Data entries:
□ □ □ □
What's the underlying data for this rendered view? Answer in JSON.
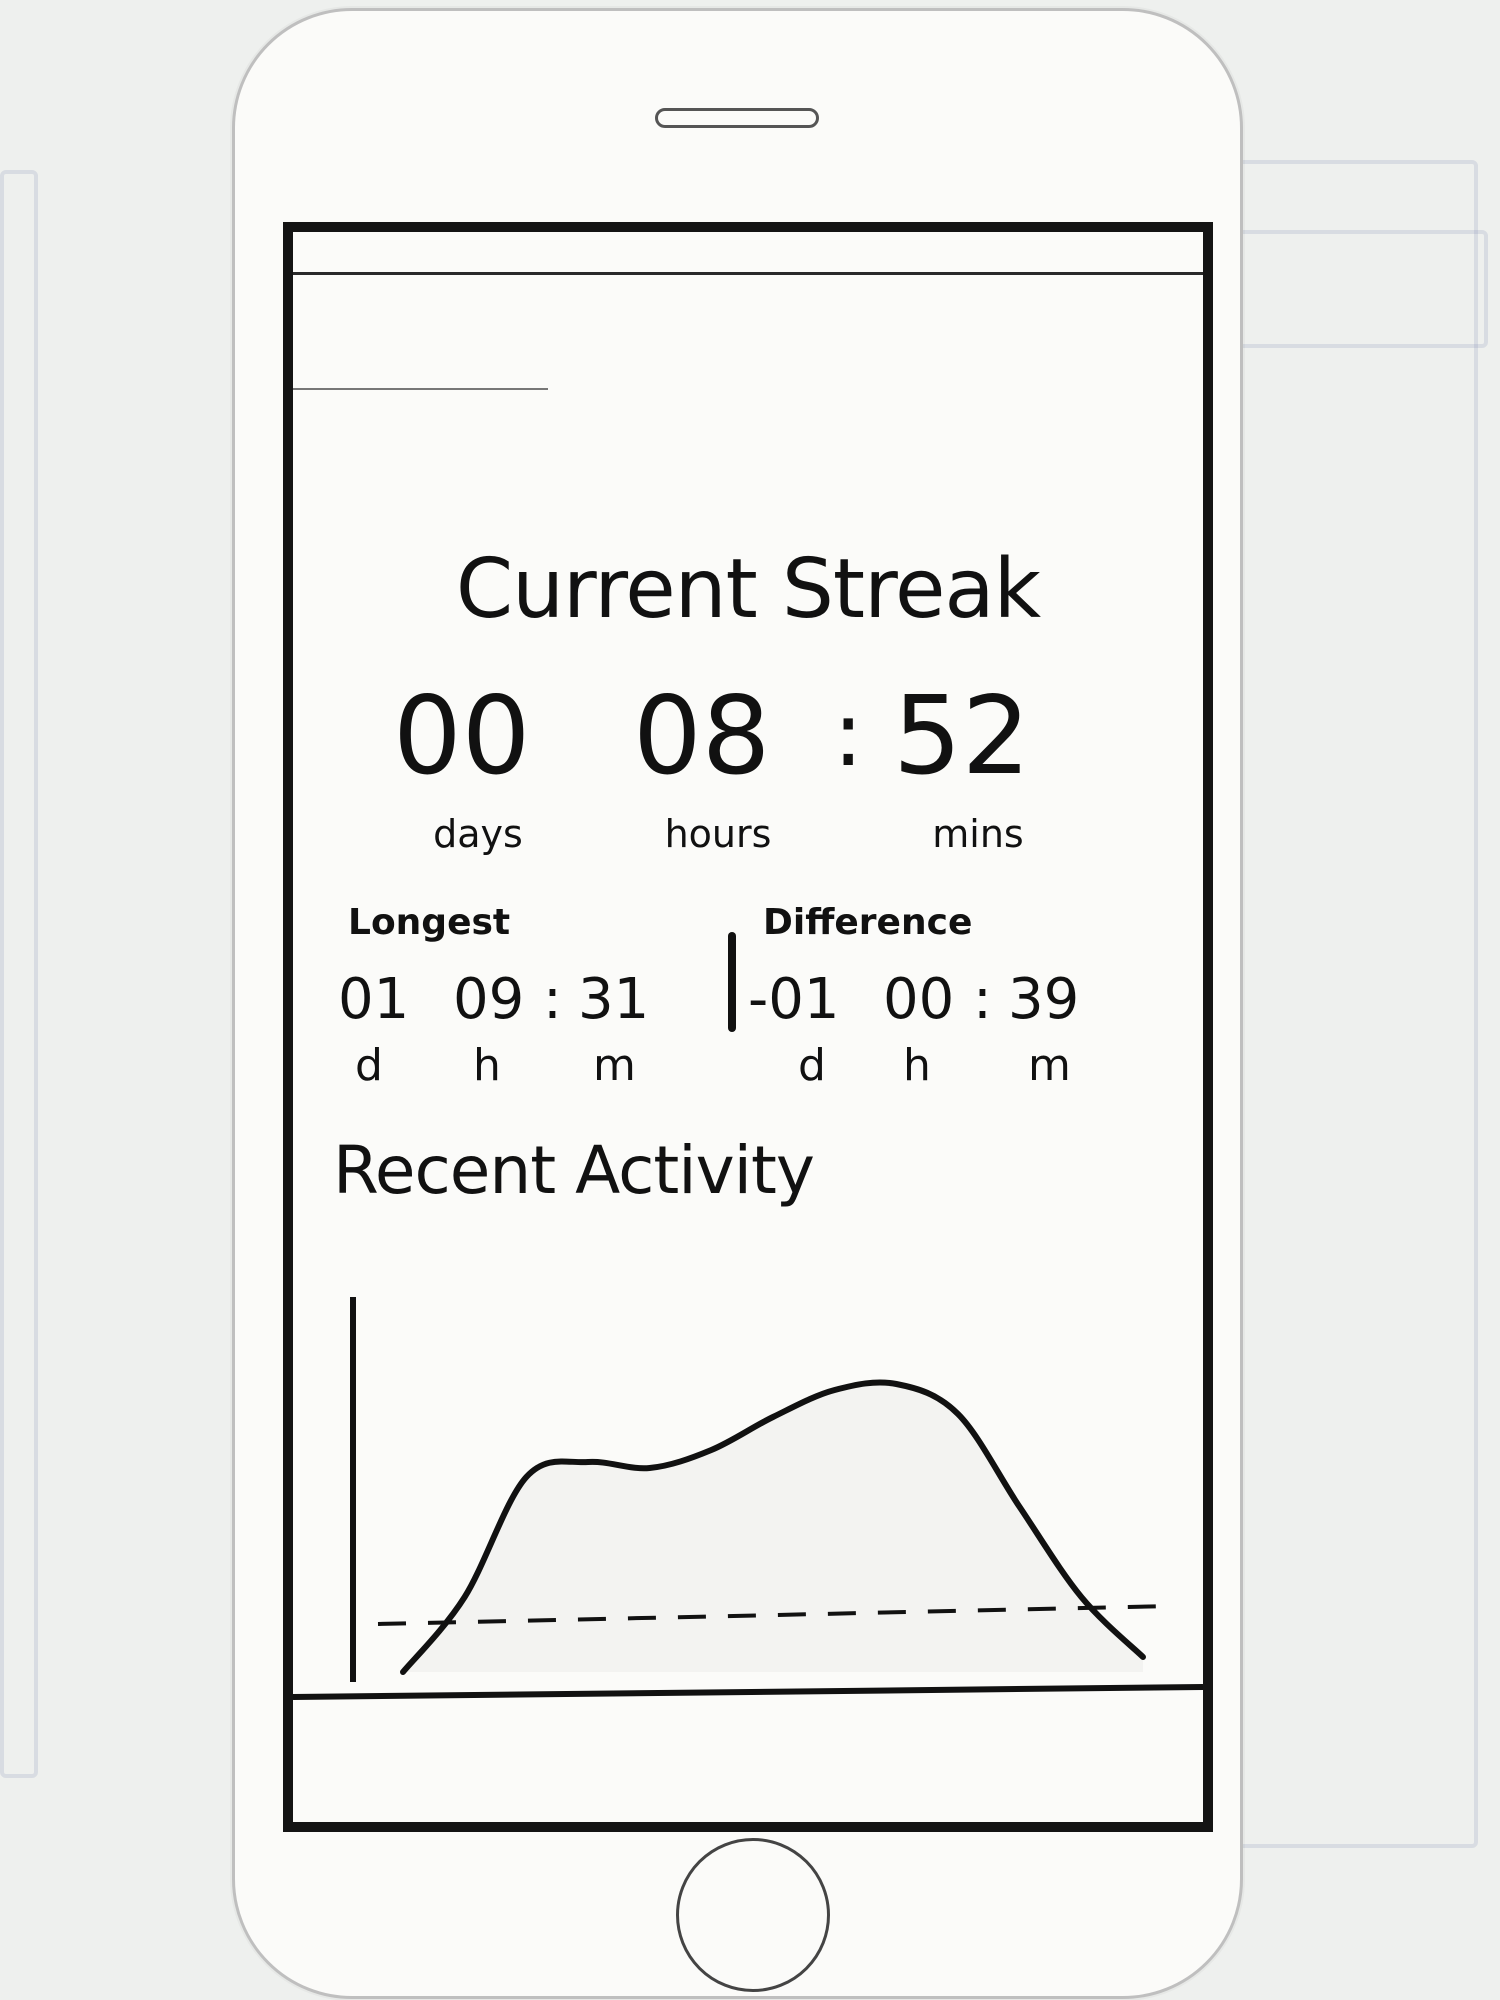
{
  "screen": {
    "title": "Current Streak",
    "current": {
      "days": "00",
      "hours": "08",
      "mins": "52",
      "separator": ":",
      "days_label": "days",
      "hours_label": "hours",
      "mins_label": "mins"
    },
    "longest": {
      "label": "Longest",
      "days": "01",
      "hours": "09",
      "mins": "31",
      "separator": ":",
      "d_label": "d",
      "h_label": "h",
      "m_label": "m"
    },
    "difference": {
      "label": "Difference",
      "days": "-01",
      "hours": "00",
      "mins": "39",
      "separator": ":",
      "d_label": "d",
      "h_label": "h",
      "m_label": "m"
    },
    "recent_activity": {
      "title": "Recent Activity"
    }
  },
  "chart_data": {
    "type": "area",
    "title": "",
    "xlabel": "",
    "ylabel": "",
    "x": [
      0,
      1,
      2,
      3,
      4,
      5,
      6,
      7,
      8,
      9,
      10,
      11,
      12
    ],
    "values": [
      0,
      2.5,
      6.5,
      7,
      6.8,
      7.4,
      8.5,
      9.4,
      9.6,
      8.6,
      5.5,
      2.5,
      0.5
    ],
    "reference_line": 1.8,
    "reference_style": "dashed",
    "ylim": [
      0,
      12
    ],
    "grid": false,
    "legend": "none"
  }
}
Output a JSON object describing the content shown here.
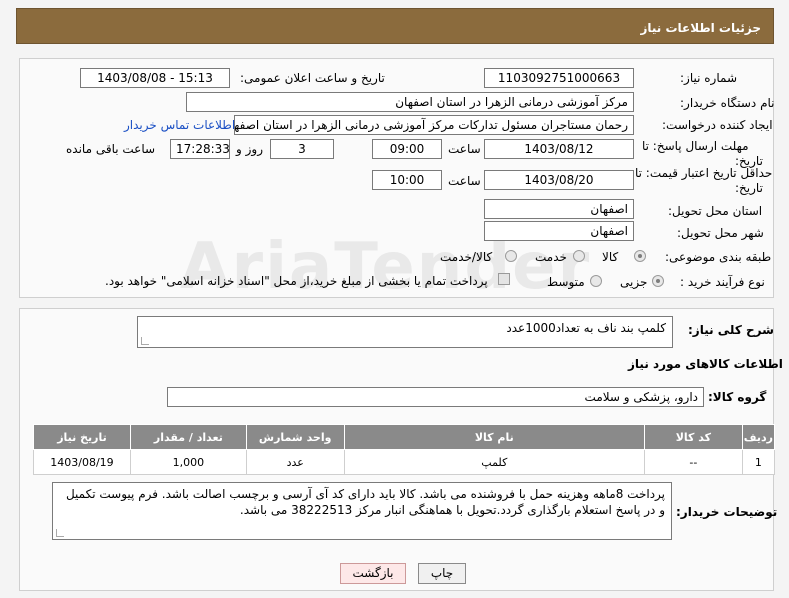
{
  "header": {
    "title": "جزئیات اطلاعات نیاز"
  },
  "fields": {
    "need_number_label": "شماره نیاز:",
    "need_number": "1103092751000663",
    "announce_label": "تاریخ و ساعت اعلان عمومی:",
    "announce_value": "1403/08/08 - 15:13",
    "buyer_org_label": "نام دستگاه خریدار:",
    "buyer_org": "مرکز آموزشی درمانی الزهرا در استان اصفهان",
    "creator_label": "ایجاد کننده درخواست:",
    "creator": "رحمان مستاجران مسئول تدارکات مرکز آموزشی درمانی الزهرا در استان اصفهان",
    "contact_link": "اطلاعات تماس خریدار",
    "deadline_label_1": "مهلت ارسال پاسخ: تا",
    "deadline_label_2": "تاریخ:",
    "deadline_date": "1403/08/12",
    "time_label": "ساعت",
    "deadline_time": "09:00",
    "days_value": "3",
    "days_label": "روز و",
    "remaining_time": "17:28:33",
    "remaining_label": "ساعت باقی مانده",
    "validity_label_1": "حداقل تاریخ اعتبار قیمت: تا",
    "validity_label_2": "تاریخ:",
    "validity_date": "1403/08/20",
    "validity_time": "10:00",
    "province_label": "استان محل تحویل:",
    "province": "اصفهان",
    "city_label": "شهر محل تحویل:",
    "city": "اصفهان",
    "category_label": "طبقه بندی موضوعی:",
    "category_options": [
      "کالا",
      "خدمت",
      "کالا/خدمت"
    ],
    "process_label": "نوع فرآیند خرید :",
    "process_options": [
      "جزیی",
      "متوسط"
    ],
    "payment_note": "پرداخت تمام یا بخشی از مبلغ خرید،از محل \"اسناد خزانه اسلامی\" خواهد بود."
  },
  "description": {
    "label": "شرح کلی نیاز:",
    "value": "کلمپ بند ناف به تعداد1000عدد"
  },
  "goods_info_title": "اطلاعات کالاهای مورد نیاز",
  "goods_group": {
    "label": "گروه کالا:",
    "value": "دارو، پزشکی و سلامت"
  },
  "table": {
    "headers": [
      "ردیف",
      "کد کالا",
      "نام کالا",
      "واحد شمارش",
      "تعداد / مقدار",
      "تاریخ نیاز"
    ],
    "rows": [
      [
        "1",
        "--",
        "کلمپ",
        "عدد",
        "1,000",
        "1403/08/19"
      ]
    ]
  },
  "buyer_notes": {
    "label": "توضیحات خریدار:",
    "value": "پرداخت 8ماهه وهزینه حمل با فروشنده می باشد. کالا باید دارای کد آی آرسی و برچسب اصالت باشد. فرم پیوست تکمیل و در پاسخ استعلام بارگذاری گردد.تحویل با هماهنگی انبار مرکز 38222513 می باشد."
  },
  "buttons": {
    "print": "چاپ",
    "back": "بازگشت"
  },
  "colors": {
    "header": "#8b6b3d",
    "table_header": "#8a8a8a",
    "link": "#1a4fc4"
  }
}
□ □ □ □
* [DIRECTIONS FOR THIS TASK] Pictures are excluded; repeat every record exactly.

* [ANSWER FOR THE TASK]
What's the underlying data for this rendered view? Answer in JSON.
{
  "screen": {
    "title": "Current Streak",
    "current": {
      "days": "00",
      "hours": "08",
      "mins": "52",
      "separator": ":",
      "days_label": "days",
      "hours_label": "hours",
      "mins_label": "mins"
    },
    "longest": {
      "label": "Longest",
      "days": "01",
      "hours": "09",
      "mins": "31",
      "separator": ":",
      "d_label": "d",
      "h_label": "h",
      "m_label": "m"
    },
    "difference": {
      "label": "Difference",
      "days": "-01",
      "hours": "00",
      "mins": "39",
      "separator": ":",
      "d_label": "d",
      "h_label": "h",
      "m_label": "m"
    },
    "recent_activity": {
      "title": "Recent Activity"
    }
  },
  "chart_data": {
    "type": "area",
    "title": "",
    "xlabel": "",
    "ylabel": "",
    "x": [
      0,
      1,
      2,
      3,
      4,
      5,
      6,
      7,
      8,
      9,
      10,
      11,
      12
    ],
    "values": [
      0,
      2.5,
      6.5,
      7,
      6.8,
      7.4,
      8.5,
      9.4,
      9.6,
      8.6,
      5.5,
      2.5,
      0.5
    ],
    "reference_line": 1.8,
    "reference_style": "dashed",
    "ylim": [
      0,
      12
    ],
    "grid": false,
    "legend": "none"
  }
}
Output a JSON object describing the content shown here.
{
  "header": {
    "title": "جزئیات اطلاعات نیاز"
  },
  "fields": {
    "need_number_label": "شماره نیاز:",
    "need_number": "1103092751000663",
    "announce_label": "تاریخ و ساعت اعلان عمومی:",
    "announce_value": "1403/08/08 - 15:13",
    "buyer_org_label": "نام دستگاه خریدار:",
    "buyer_org": "مرکز آموزشی درمانی الزهرا در استان اصفهان",
    "creator_label": "ایجاد کننده درخواست:",
    "creator": "رحمان مستاجران مسئول تدارکات مرکز آموزشی درمانی الزهرا در استان اصفهان",
    "contact_link": "اطلاعات تماس خریدار",
    "deadline_label_1": "مهلت ارسال پاسخ: تا",
    "deadline_label_2": "تاریخ:",
    "deadline_date": "1403/08/12",
    "time_label": "ساعت",
    "deadline_time": "09:00",
    "days_value": "3",
    "days_label": "روز و",
    "remaining_time": "17:28:33",
    "remaining_label": "ساعت باقی مانده",
    "validity_label_1": "حداقل تاریخ اعتبار قیمت: تا",
    "validity_label_2": "تاریخ:",
    "validity_date": "1403/08/20",
    "validity_time": "10:00",
    "province_label": "استان محل تحویل:",
    "province": "اصفهان",
    "city_label": "شهر محل تحویل:",
    "city": "اصفهان",
    "category_label": "طبقه بندی موضوعی:",
    "category_options": [
      "کالا",
      "خدمت",
      "کالا/خدمت"
    ],
    "process_label": "نوع فرآیند خرید :",
    "process_options": [
      "جزیی",
      "متوسط"
    ],
    "payment_note": "پرداخت تمام یا بخشی از مبلغ خرید،از محل \"اسناد خزانه اسلامی\" خواهد بود."
  },
  "description": {
    "label": "شرح کلی نیاز:",
    "value": "کلمپ بند ناف به تعداد1000عدد"
  },
  "goods_info_title": "اطلاعات کالاهای مورد نیاز",
  "goods_group": {
    "label": "گروه کالا:",
    "value": "دارو، پزشکی و سلامت"
  },
  "table": {
    "headers": [
      "ردیف",
      "کد کالا",
      "نام کالا",
      "واحد شمارش",
      "تعداد / مقدار",
      "تاریخ نیاز"
    ],
    "rows": [
      [
        "1",
        "--",
        "کلمپ",
        "عدد",
        "1,000",
        "1403/08/19"
      ]
    ]
  },
  "buyer_notes": {
    "label": "توضیحات خریدار:",
    "value": "پرداخت 8ماهه وهزینه حمل با فروشنده می باشد. کالا باید دارای کد آی آرسی و برچسب اصالت باشد. فرم پیوست تکمیل و در پاسخ استعلام بارگذاری گردد.تحویل با هماهنگی انبار مرکز 38222513 می باشد."
  },
  "buttons": {
    "print": "چاپ",
    "back": "بازگشت"
  },
  "colors": {
    "header": "#8b6b3d",
    "table_header": "#8a8a8a",
    "link": "#1a4fc4"
  }
}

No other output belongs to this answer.